━━━━━ Entries shown

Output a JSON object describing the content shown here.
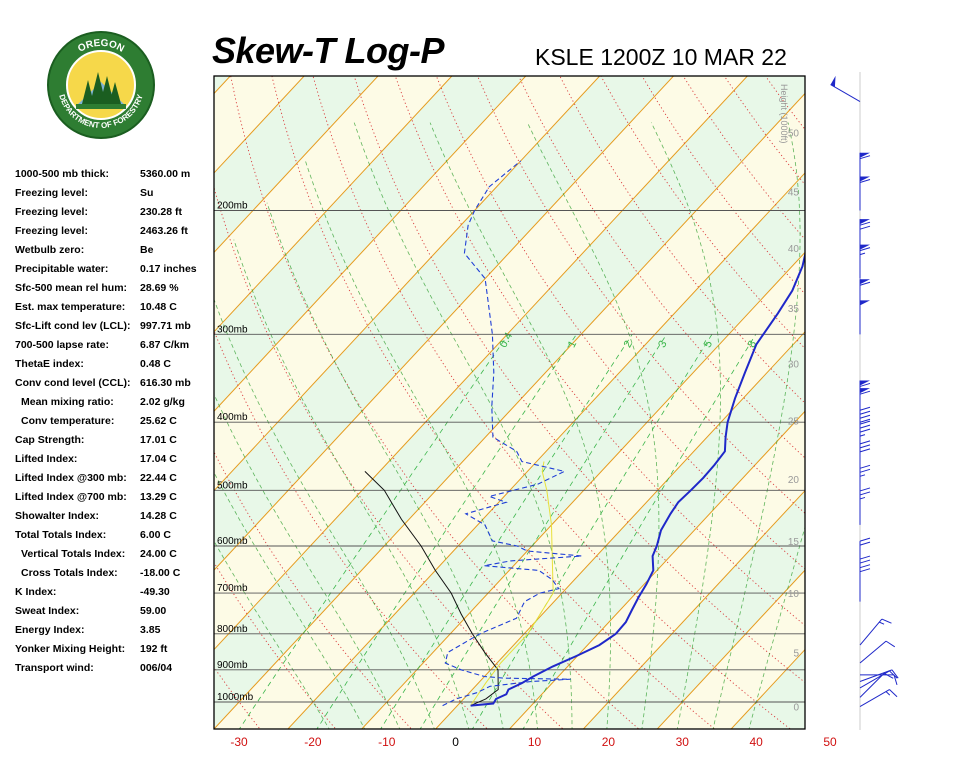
{
  "header": {
    "title": "Skew-T Log-P",
    "station_time": "KSLE 1200Z 10 MAR 22"
  },
  "logo": {
    "top_text": "OREGON",
    "bottom_text": "DEPARTMENT OF FORESTRY",
    "ring_color": "#2e7d32",
    "inner_color": "#f6d84a"
  },
  "indices": [
    {
      "label": "1000-500 mb thick:",
      "value": "5360.00 m"
    },
    {
      "label": "Freezing level:",
      "value": "Su"
    },
    {
      "label": "Freezing level:",
      "value": "230.28 ft"
    },
    {
      "label": "Freezing level:",
      "value": "2463.26 ft"
    },
    {
      "label": "Wetbulb zero:",
      "value": "Be"
    },
    {
      "label": "Precipitable water:",
      "value": "0.17 inches"
    },
    {
      "label": "Sfc-500 mean rel hum:",
      "value": "28.69 %"
    },
    {
      "label": "Est. max temperature:",
      "value": "10.48 C"
    },
    {
      "label": "Sfc-Lift cond lev (LCL):",
      "value": "997.71 mb"
    },
    {
      "label": "700-500 lapse rate:",
      "value": "6.87 C/km"
    },
    {
      "label": "ThetaE index:",
      "value": "0.48 C"
    },
    {
      "label": "Conv cond level (CCL):",
      "value": "616.30 mb"
    },
    {
      "label": "Mean mixing ratio:",
      "value": "2.02 g/kg",
      "indent": true
    },
    {
      "label": "Conv temperature:",
      "value": "25.62 C",
      "indent": true
    },
    {
      "label": "Cap Strength:",
      "value": "17.01 C"
    },
    {
      "label": "Lifted Index:",
      "value": "17.04 C"
    },
    {
      "label": "Lifted Index @300 mb:",
      "value": "22.44 C"
    },
    {
      "label": "Lifted Index @700 mb:",
      "value": "13.29 C"
    },
    {
      "label": "Showalter Index:",
      "value": "14.28 C"
    },
    {
      "label": "Total Totals Index:",
      "value": "6.00 C"
    },
    {
      "label": "Vertical Totals Index:",
      "value": "24.00 C",
      "indent": true
    },
    {
      "label": "Cross Totals Index:",
      "value": "-18.00 C",
      "indent": true
    },
    {
      "label": "K Index:",
      "value": "-49.30"
    },
    {
      "label": "Sweat Index:",
      "value": "59.00"
    },
    {
      "label": "Energy Index:",
      "value": "3.85"
    },
    {
      "label": "Yonker Mixing Height:",
      "value": "192 ft"
    },
    {
      "label": "Transport wind:",
      "value": "006/04"
    }
  ],
  "chart_data": {
    "type": "line",
    "xlim": [
      -30,
      50
    ],
    "x_ticks": [
      -30,
      -20,
      -10,
      0,
      10,
      20,
      30,
      40,
      50
    ],
    "pressure_levels": [
      {
        "p": 200,
        "label": "200mb"
      },
      {
        "p": 300,
        "label": "300mb"
      },
      {
        "p": 400,
        "label": "400mb"
      },
      {
        "p": 500,
        "label": "500mb"
      },
      {
        "p": 600,
        "label": "600mb"
      },
      {
        "p": 700,
        "label": "700mb"
      },
      {
        "p": 800,
        "label": "800mb"
      },
      {
        "p": 900,
        "label": "900mb"
      },
      {
        "p": 1000,
        "label": "1000mb"
      }
    ],
    "height_axis_label": "Height (1000ft)",
    "height_ticks": [
      {
        "kft": 0,
        "p": 1015
      },
      {
        "kft": 5,
        "p": 850
      },
      {
        "kft": 10,
        "p": 700
      },
      {
        "kft": 15,
        "p": 590
      },
      {
        "kft": 20,
        "p": 482
      },
      {
        "kft": 25,
        "p": 398
      },
      {
        "kft": 30,
        "p": 330
      },
      {
        "kft": 35,
        "p": 275
      },
      {
        "kft": 40,
        "p": 226
      },
      {
        "kft": 45,
        "p": 188
      },
      {
        "kft": 50,
        "p": 155
      }
    ],
    "mixing_ratio_labels": [
      "0.4",
      "1",
      "2",
      "3",
      "5",
      "8"
    ],
    "temperature": [
      [
        1012,
        1.8
      ],
      [
        1005,
        4.6
      ],
      [
        990,
        4.4
      ],
      [
        975,
        5.2
      ],
      [
        960,
        4.9
      ],
      [
        940,
        5.9
      ],
      [
        920,
        6.6
      ],
      [
        890,
        8.0
      ],
      [
        860,
        9.9
      ],
      [
        830,
        11.6
      ],
      [
        800,
        12.4
      ],
      [
        770,
        12.3
      ],
      [
        740,
        11.6
      ],
      [
        710,
        10.9
      ],
      [
        680,
        10.3
      ],
      [
        650,
        9.5
      ],
      [
        620,
        7.6
      ],
      [
        600,
        6.9
      ],
      [
        570,
        5.5
      ],
      [
        540,
        4.7
      ],
      [
        520,
        4.3
      ],
      [
        500,
        4.5
      ],
      [
        480,
        4.6
      ],
      [
        460,
        4.5
      ],
      [
        440,
        4.2
      ],
      [
        420,
        2.5
      ],
      [
        400,
        0.9
      ],
      [
        370,
        -1.1
      ],
      [
        340,
        -3.0
      ],
      [
        310,
        -5.0
      ],
      [
        280,
        -6.0
      ],
      [
        260,
        -6.9
      ],
      [
        240,
        -8.6
      ],
      [
        224,
        -10.6
      ],
      [
        210,
        -9.3
      ],
      [
        200,
        -7.4
      ],
      [
        180,
        -5.6
      ],
      [
        160,
        -5.0
      ],
      [
        148,
        -6.3
      ]
    ],
    "dewpoint": [
      [
        1012,
        -2.0
      ],
      [
        990,
        -1.0
      ],
      [
        970,
        1.0
      ],
      [
        950,
        2.0
      ],
      [
        935,
        7.0
      ],
      [
        928,
        12.0
      ],
      [
        925,
        3.0
      ],
      [
        920,
        0.0
      ],
      [
        900,
        -4.0
      ],
      [
        880,
        -7.0
      ],
      [
        850,
        -8.0
      ],
      [
        800,
        -6.0
      ],
      [
        760,
        -3.0
      ],
      [
        720,
        -4.0
      ],
      [
        700,
        -3.0
      ],
      [
        690,
        -1.0
      ],
      [
        670,
        -3.0
      ],
      [
        650,
        -6.0
      ],
      [
        640,
        -14.0
      ],
      [
        630,
        -11.0
      ],
      [
        620,
        -2.0
      ],
      [
        610,
        -10.0
      ],
      [
        600,
        -12.0
      ],
      [
        590,
        -16.0
      ],
      [
        560,
        -19.0
      ],
      [
        540,
        -23.0
      ],
      [
        520,
        -19.0
      ],
      [
        510,
        -22.0
      ],
      [
        490,
        -17.0
      ],
      [
        470,
        -15.0
      ],
      [
        455,
        -22.0
      ],
      [
        440,
        -24.0
      ],
      [
        420,
        -29.0
      ],
      [
        380,
        -33.0
      ],
      [
        340,
        -37.0
      ],
      [
        300,
        -42.0
      ],
      [
        250,
        -50.0
      ],
      [
        230,
        -56.0
      ],
      [
        210,
        -59.0
      ],
      [
        200,
        -60.0
      ],
      [
        185,
        -61.0
      ],
      [
        170,
        -60.0
      ]
    ],
    "parcel": [
      [
        1012,
        1.8
      ],
      [
        990,
        3.0
      ],
      [
        960,
        3.5
      ],
      [
        900,
        1.0
      ],
      [
        850,
        -3.0
      ],
      [
        800,
        -7.0
      ],
      [
        750,
        -11.0
      ],
      [
        700,
        -15.0
      ],
      [
        650,
        -20.0
      ],
      [
        600,
        -25.0
      ],
      [
        550,
        -31.0
      ],
      [
        500,
        -37.0
      ],
      [
        470,
        -42.0
      ]
    ],
    "winds": [
      {
        "p": 1015,
        "dir": 60,
        "spd": 15
      },
      {
        "p": 985,
        "dir": 45,
        "spd": 10
      },
      {
        "p": 955,
        "dir": 60,
        "spd": 10
      },
      {
        "p": 935,
        "dir": 70,
        "spd": 10
      },
      {
        "p": 915,
        "dir": 90,
        "spd": 10
      },
      {
        "p": 880,
        "dir": 50,
        "spd": 10
      },
      {
        "p": 830,
        "dir": 40,
        "spd": 15
      },
      {
        "p": 720,
        "dir": 0,
        "spd": 20
      },
      {
        "p": 700,
        "dir": 0,
        "spd": 20
      },
      {
        "p": 660,
        "dir": 0,
        "spd": 20
      },
      {
        "p": 560,
        "dir": 0,
        "spd": 25
      },
      {
        "p": 520,
        "dir": 0,
        "spd": 25
      },
      {
        "p": 480,
        "dir": 0,
        "spd": 30
      },
      {
        "p": 450,
        "dir": 0,
        "spd": 35
      },
      {
        "p": 430,
        "dir": 0,
        "spd": 40
      },
      {
        "p": 400,
        "dir": 0,
        "spd": 60
      },
      {
        "p": 390,
        "dir": 0,
        "spd": 60
      },
      {
        "p": 300,
        "dir": 0,
        "spd": 50
      },
      {
        "p": 280,
        "dir": 0,
        "spd": 60
      },
      {
        "p": 250,
        "dir": 0,
        "spd": 65
      },
      {
        "p": 230,
        "dir": 0,
        "spd": 70
      },
      {
        "p": 200,
        "dir": 0,
        "spd": 60
      },
      {
        "p": 185,
        "dir": 0,
        "spd": 60
      },
      {
        "p": 140,
        "dir": 300,
        "spd": 50
      }
    ]
  }
}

━━━━━━━━━━

**What the task requires:** Return every line containing "temperature".

**Output:**
      "label": "Est. max temperature:",
      "label": "Conv temperature:",
    "temperature": [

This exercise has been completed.